Objective: Count the lines that include the string "entre", and give only that number.

Raw data:
►

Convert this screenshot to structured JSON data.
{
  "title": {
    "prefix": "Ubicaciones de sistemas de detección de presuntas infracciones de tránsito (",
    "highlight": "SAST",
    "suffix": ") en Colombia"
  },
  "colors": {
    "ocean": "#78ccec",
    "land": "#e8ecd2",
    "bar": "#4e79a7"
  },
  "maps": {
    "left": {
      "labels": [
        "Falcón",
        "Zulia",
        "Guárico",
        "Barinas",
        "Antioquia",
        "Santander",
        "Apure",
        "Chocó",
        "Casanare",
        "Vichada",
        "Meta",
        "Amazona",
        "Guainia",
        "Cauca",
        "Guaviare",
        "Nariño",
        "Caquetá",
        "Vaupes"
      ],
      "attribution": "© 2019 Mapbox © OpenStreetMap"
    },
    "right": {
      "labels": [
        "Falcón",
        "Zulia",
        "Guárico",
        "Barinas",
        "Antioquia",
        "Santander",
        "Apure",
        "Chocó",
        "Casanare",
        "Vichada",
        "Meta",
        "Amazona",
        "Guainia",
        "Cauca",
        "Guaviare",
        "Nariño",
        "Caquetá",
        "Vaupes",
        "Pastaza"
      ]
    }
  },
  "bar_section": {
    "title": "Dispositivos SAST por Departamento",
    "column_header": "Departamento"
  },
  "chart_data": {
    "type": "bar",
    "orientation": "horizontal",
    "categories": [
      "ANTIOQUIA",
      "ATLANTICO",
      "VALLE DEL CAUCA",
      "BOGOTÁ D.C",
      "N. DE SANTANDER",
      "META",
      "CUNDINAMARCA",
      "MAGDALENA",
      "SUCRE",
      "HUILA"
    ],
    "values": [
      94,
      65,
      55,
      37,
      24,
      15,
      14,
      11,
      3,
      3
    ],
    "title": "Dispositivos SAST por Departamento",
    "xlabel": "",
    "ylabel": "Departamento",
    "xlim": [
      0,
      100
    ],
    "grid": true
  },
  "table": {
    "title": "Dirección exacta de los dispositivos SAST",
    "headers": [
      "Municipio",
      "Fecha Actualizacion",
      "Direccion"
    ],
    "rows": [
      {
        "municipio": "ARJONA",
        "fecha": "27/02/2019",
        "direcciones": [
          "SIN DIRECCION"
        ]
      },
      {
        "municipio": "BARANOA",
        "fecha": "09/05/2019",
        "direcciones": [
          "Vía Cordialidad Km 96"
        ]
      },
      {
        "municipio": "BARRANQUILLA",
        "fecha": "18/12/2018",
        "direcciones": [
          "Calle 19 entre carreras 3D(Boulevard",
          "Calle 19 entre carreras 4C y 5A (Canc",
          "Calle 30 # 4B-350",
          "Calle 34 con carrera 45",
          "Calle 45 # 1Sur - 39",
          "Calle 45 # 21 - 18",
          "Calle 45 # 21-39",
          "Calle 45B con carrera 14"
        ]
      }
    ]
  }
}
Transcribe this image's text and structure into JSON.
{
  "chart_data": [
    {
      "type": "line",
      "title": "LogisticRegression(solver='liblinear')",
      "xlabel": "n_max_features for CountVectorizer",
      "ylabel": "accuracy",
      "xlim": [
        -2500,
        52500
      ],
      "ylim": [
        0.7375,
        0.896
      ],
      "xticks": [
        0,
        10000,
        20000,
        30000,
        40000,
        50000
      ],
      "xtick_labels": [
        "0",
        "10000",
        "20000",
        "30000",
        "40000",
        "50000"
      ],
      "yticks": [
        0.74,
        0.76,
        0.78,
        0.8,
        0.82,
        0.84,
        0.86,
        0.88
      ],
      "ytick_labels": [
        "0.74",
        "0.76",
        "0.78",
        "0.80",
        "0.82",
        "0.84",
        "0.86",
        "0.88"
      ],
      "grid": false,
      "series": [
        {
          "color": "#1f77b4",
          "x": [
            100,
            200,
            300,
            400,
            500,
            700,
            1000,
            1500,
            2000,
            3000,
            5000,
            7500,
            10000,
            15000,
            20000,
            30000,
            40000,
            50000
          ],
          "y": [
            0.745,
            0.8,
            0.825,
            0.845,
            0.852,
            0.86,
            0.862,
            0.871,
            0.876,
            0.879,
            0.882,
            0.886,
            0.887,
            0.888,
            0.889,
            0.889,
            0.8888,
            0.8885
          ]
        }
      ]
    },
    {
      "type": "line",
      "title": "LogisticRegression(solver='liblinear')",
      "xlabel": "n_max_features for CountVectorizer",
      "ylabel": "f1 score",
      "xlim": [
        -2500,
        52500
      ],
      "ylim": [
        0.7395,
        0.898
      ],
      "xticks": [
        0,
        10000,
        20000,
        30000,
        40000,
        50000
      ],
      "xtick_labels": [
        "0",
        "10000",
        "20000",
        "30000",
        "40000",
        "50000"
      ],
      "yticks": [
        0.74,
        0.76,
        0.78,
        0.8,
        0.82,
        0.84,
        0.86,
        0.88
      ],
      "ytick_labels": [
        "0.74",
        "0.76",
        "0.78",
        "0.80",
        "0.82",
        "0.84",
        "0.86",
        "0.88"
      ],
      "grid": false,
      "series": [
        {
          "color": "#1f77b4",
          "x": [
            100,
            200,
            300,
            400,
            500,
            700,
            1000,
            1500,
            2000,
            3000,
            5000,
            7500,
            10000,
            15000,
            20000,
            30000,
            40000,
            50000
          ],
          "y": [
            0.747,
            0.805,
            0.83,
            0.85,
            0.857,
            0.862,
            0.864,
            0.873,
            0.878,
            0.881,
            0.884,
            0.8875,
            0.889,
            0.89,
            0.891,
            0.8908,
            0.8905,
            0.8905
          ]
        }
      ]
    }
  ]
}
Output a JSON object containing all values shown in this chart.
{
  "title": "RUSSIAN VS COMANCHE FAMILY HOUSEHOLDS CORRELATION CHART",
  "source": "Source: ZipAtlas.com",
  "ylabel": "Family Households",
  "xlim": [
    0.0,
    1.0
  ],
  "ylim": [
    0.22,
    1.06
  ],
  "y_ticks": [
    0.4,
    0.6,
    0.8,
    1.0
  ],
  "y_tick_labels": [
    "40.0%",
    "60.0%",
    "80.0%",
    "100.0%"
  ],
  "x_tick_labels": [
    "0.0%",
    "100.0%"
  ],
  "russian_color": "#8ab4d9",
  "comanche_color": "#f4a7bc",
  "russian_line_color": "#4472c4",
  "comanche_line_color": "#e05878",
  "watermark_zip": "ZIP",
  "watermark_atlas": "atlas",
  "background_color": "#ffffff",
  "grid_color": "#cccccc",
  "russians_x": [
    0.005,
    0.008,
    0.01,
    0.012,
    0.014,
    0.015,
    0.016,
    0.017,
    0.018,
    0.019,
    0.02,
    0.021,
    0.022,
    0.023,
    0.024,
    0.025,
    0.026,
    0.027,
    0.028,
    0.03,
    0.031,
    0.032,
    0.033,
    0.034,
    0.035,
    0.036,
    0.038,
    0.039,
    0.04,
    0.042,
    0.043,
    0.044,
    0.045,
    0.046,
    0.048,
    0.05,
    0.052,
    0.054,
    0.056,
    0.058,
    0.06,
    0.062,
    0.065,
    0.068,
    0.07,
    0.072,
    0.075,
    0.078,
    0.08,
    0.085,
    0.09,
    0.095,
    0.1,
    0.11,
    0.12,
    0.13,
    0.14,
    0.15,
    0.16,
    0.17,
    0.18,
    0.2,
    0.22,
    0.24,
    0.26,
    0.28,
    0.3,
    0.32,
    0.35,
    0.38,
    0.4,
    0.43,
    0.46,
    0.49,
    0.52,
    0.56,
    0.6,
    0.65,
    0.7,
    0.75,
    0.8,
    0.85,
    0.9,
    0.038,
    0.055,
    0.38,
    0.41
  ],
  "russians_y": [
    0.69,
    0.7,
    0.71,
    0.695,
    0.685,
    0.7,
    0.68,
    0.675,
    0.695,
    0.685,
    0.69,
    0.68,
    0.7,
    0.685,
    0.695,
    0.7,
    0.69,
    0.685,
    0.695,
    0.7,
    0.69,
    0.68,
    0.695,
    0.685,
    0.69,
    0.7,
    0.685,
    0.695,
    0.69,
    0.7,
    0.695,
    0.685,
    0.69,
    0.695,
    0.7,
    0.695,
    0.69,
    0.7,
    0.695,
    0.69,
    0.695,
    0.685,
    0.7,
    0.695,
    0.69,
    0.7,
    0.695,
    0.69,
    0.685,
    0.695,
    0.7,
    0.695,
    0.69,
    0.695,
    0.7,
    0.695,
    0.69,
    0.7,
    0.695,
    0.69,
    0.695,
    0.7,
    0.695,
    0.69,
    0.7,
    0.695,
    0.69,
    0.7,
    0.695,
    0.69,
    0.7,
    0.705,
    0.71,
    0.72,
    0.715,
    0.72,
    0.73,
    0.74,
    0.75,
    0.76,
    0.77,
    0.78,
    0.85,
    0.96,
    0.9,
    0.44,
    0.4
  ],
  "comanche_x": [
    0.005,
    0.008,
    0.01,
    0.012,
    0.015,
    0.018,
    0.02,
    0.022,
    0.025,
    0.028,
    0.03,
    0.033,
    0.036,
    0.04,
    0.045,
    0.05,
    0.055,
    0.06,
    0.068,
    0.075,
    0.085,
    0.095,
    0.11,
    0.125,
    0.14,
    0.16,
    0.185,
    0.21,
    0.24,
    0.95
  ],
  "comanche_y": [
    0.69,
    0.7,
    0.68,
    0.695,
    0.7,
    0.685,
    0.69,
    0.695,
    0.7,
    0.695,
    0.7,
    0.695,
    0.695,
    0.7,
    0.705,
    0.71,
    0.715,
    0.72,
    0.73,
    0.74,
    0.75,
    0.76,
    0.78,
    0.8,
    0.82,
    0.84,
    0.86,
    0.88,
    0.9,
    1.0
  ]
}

◄

Result of the exercise: 2